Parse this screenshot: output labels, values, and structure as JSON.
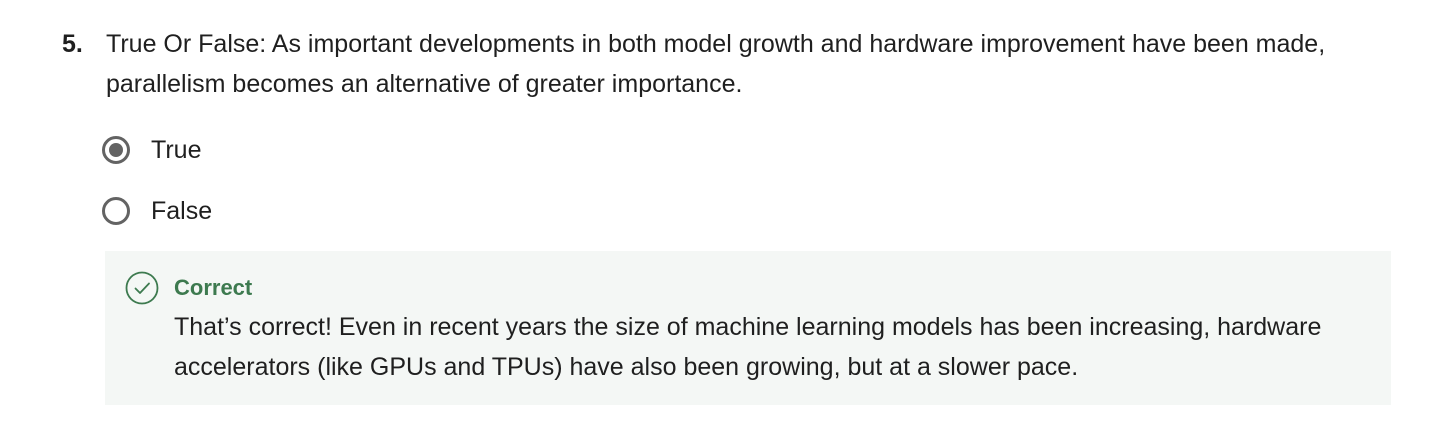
{
  "question": {
    "number": "5.",
    "text": "True Or False: As important developments in both model growth and hardware improvement have been made, parallelism becomes an alternative of greater importance."
  },
  "options": [
    {
      "label": "True",
      "selected": true
    },
    {
      "label": "False",
      "selected": false
    }
  ],
  "feedback": {
    "status": "Correct",
    "icon": "check-circle-icon",
    "message": "That’s correct! Even in recent years the size of machine learning models has been increasing, hardware accelerators (like GPUs and TPUs) have also been growing, but at a slower pace.",
    "accent_color": "#3d7a4f"
  }
}
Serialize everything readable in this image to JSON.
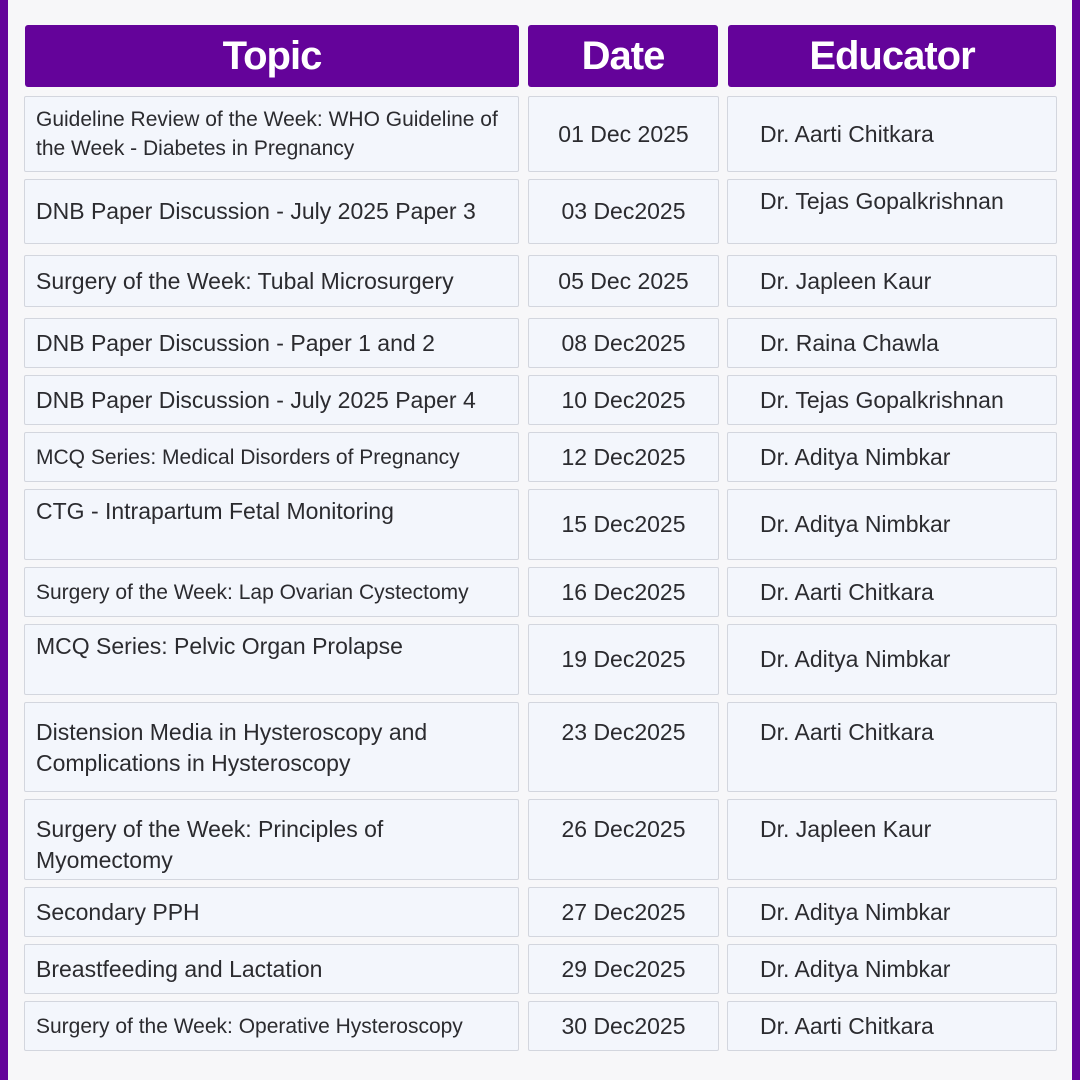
{
  "header": {
    "topic": "Topic",
    "date": "Date",
    "educator": "Educator"
  },
  "rows": [
    {
      "topic": "Guideline Review of the Week: WHO Guideline of the Week - Diabetes in Pregnancy",
      "date": "01 Dec 2025",
      "educator": "Dr. Aarti Chitkara"
    },
    {
      "topic": "DNB Paper Discussion - July 2025 Paper 3",
      "date": "03 Dec2025",
      "educator": "Dr. Tejas Gopalkrishnan"
    },
    {
      "topic": "Surgery of the Week: Tubal Microsurgery",
      "date": "05 Dec 2025",
      "educator": "Dr. Japleen Kaur"
    },
    {
      "topic": "DNB Paper Discussion - Paper 1 and 2",
      "date": "08 Dec2025",
      "educator": "Dr. Raina Chawla"
    },
    {
      "topic": "DNB Paper Discussion - July 2025 Paper 4",
      "date": "10 Dec2025",
      "educator": "Dr. Tejas Gopalkrishnan"
    },
    {
      "topic": "MCQ Series: Medical Disorders of Pregnancy",
      "date": "12 Dec2025",
      "educator": "Dr. Aditya Nimbkar"
    },
    {
      "topic": "CTG - Intrapartum Fetal Monitoring",
      "date": "15 Dec2025",
      "educator": "Dr. Aditya Nimbkar"
    },
    {
      "topic": "Surgery of the Week: Lap Ovarian Cystectomy",
      "date": "16 Dec2025",
      "educator": "Dr. Aarti Chitkara"
    },
    {
      "topic": "MCQ Series: Pelvic Organ Prolapse",
      "date": "19 Dec2025",
      "educator": "Dr. Aditya Nimbkar"
    },
    {
      "topic": "Distension Media in Hysteroscopy and Complications in Hysteroscopy",
      "date": "23 Dec2025",
      "educator": "Dr. Aarti Chitkara"
    },
    {
      "topic": "Surgery of the Week: Principles of Myomectomy",
      "date": "26 Dec2025",
      "educator": "Dr. Japleen Kaur"
    },
    {
      "topic": "Secondary PPH",
      "date": "27 Dec2025",
      "educator": "Dr. Aditya Nimbkar"
    },
    {
      "topic": "Breastfeeding and Lactation",
      "date": "29 Dec2025",
      "educator": "Dr. Aditya Nimbkar"
    },
    {
      "topic": "Surgery of the Week: Operative Hysteroscopy",
      "date": "30 Dec2025",
      "educator": "Dr. Aarti Chitkara"
    }
  ]
}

+-------+

**Task details:**
In the copy, include all records verbatim but no images.

**Response to this task:**
Parse this screenshot: output labels, values, and structure as JSON.
{
  "question": {
    "number": "5.",
    "text": "True Or False: As important developments in both model growth and hardware improvement have been made, parallelism becomes an alternative of greater importance."
  },
  "options": [
    {
      "label": "True",
      "selected": true
    },
    {
      "label": "False",
      "selected": false
    }
  ],
  "feedback": {
    "status": "Correct",
    "icon": "check-circle-icon",
    "message": "That’s correct! Even in recent years the size of machine learning models has been increasing, hardware accelerators (like GPUs and TPUs) have also been growing, but at a slower pace.",
    "accent_color": "#3d7a4f"
  }
}
Serialize everything readable in this image to JSON.
{
  "header": {
    "topic": "Topic",
    "date": "Date",
    "educator": "Educator"
  },
  "rows": [
    {
      "topic": "Guideline Review of the Week: WHO Guideline of the Week - Diabetes in Pregnancy",
      "date": "01 Dec 2025",
      "educator": "Dr. Aarti Chitkara"
    },
    {
      "topic": "DNB Paper Discussion - July 2025 Paper 3",
      "date": "03 Dec2025",
      "educator": "Dr. Tejas Gopalkrishnan"
    },
    {
      "topic": "Surgery of the Week: Tubal Microsurgery",
      "date": "05 Dec 2025",
      "educator": "Dr. Japleen Kaur"
    },
    {
      "topic": "DNB Paper Discussion - Paper 1 and 2",
      "date": "08 Dec2025",
      "educator": "Dr. Raina Chawla"
    },
    {
      "topic": "DNB Paper Discussion - July 2025 Paper 4",
      "date": "10 Dec2025",
      "educator": "Dr. Tejas Gopalkrishnan"
    },
    {
      "topic": "MCQ Series: Medical Disorders of Pregnancy",
      "date": "12 Dec2025",
      "educator": "Dr. Aditya Nimbkar"
    },
    {
      "topic": "CTG - Intrapartum Fetal Monitoring",
      "date": "15 Dec2025",
      "educator": "Dr. Aditya Nimbkar"
    },
    {
      "topic": "Surgery of the Week: Lap Ovarian Cystectomy",
      "date": "16 Dec2025",
      "educator": "Dr. Aarti Chitkara"
    },
    {
      "topic": "MCQ Series: Pelvic Organ Prolapse",
      "date": "19 Dec2025",
      "educator": "Dr. Aditya Nimbkar"
    },
    {
      "topic": "Distension Media in Hysteroscopy and Complications in Hysteroscopy",
      "date": "23 Dec2025",
      "educator": "Dr. Aarti Chitkara"
    },
    {
      "topic": "Surgery of the Week: Principles of Myomectomy",
      "date": "26 Dec2025",
      "educator": "Dr. Japleen Kaur"
    },
    {
      "topic": "Secondary PPH",
      "date": "27 Dec2025",
      "educator": "Dr. Aditya Nimbkar"
    },
    {
      "topic": "Breastfeeding and Lactation",
      "date": "29 Dec2025",
      "educator": "Dr. Aditya Nimbkar"
    },
    {
      "topic": "Surgery of the Week: Operative Hysteroscopy",
      "date": "30 Dec2025",
      "educator": "Dr. Aarti Chitkara"
    }
  ]
}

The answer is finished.